**** Records for the task
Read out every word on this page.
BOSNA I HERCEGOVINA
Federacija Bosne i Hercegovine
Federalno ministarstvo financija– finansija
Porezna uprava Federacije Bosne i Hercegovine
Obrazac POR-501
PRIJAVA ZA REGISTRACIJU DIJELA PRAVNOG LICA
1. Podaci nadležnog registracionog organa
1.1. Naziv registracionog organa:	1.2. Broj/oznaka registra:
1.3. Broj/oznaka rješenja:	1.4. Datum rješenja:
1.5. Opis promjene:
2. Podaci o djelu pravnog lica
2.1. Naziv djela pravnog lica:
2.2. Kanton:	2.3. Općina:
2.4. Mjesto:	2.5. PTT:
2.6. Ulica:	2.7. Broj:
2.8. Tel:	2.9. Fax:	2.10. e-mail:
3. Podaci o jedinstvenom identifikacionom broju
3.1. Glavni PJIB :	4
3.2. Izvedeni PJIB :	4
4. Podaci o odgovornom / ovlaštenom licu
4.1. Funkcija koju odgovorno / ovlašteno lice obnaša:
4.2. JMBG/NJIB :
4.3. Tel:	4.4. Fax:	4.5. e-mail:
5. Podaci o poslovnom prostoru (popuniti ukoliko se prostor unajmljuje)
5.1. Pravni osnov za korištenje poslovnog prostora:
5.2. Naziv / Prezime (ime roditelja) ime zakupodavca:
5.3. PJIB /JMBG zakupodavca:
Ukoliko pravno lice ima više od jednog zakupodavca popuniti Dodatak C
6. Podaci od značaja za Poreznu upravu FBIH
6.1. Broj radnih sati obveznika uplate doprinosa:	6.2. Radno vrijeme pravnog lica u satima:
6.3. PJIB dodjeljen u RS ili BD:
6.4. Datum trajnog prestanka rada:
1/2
********
— Written task —
Note how many lines of the material contain the string "oznaka". Then report that number by itself.

— Response —
2